## Instruction
Quote the whole listing word for word, please.

## Data entries
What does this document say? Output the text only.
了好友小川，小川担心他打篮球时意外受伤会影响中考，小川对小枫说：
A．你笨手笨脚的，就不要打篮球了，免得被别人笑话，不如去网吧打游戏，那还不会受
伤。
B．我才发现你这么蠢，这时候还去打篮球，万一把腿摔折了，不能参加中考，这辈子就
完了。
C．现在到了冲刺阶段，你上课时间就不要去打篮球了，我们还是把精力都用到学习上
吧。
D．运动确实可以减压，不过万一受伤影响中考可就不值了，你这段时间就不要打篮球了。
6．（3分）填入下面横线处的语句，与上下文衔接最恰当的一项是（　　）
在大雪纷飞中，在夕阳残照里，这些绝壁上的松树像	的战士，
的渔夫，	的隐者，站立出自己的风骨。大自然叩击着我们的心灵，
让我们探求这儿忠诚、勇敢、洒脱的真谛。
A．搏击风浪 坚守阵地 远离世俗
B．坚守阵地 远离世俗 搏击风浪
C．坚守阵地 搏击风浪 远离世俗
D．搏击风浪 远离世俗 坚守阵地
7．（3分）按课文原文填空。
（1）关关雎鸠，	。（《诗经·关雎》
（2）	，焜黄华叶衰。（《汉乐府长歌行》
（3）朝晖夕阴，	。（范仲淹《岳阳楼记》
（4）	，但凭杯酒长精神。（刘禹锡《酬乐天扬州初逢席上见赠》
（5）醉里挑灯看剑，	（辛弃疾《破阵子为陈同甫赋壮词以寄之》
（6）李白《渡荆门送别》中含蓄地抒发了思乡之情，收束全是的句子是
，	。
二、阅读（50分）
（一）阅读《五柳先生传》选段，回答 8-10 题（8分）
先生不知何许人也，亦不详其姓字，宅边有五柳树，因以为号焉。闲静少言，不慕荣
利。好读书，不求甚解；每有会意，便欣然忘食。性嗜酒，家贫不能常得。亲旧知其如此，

## The answer
What does this document say? Output the text only.
了好友小川，小川担心他打篮球时意外受伤会影响中考，小川对小枫说：
A．你笨手笨脚的，就不要打篮球了，免得被别人笑话，不如去网吧打游戏，那还不会受
伤。
B．我才发现你这么蠢，这时候还去打篮球，万一把腿摔折了，不能参加中考，这辈子就
完了。
C．现在到了冲刺阶段，你上课时间就不要去打篮球了，我们还是把精力都用到学习上
吧。
D．运动确实可以减压，不过万一受伤影响中考可就不值了，你这段时间就不要打篮球了。
6．（3分）填入下面横线处的语句，与上下文衔接最恰当的一项是（　　）
在大雪纷飞中，在夕阳残照里，这些绝壁上的松树像	的战士，
的渔夫，	的隐者，站立出自己的风骨。大自然叩击着我们的心灵，
让我们探求这儿忠诚、勇敢、洒脱的真谛。
A．搏击风浪 坚守阵地 远离世俗
B．坚守阵地 远离世俗 搏击风浪
C．坚守阵地 搏击风浪 远离世俗
D．搏击风浪 远离世俗 坚守阵地
7．（3分）按课文原文填空。
（1）关关雎鸠，	。（《诗经·关雎》
（2）	，焜黄华叶衰。（《汉乐府长歌行》
（3）朝晖夕阴，	。（范仲淹《岳阳楼记》
（4）	，但凭杯酒长精神。（刘禹锡《酬乐天扬州初逢席上见赠》
（5）醉里挑灯看剑，	（辛弃疾《破阵子为陈同甫赋壮词以寄之》
（6）李白《渡荆门送别》中含蓄地抒发了思乡之情，收束全是的句子是
，	。
二、阅读（50分）
（一）阅读《五柳先生传》选段，回答 8-10 题（8分）
先生不知何许人也，亦不详其姓字，宅边有五柳树，因以为号焉。闲静少言，不慕荣
利。好读书，不求甚解；每有会意，便欣然忘食。性嗜酒，家贫不能常得。亲旧知其如此，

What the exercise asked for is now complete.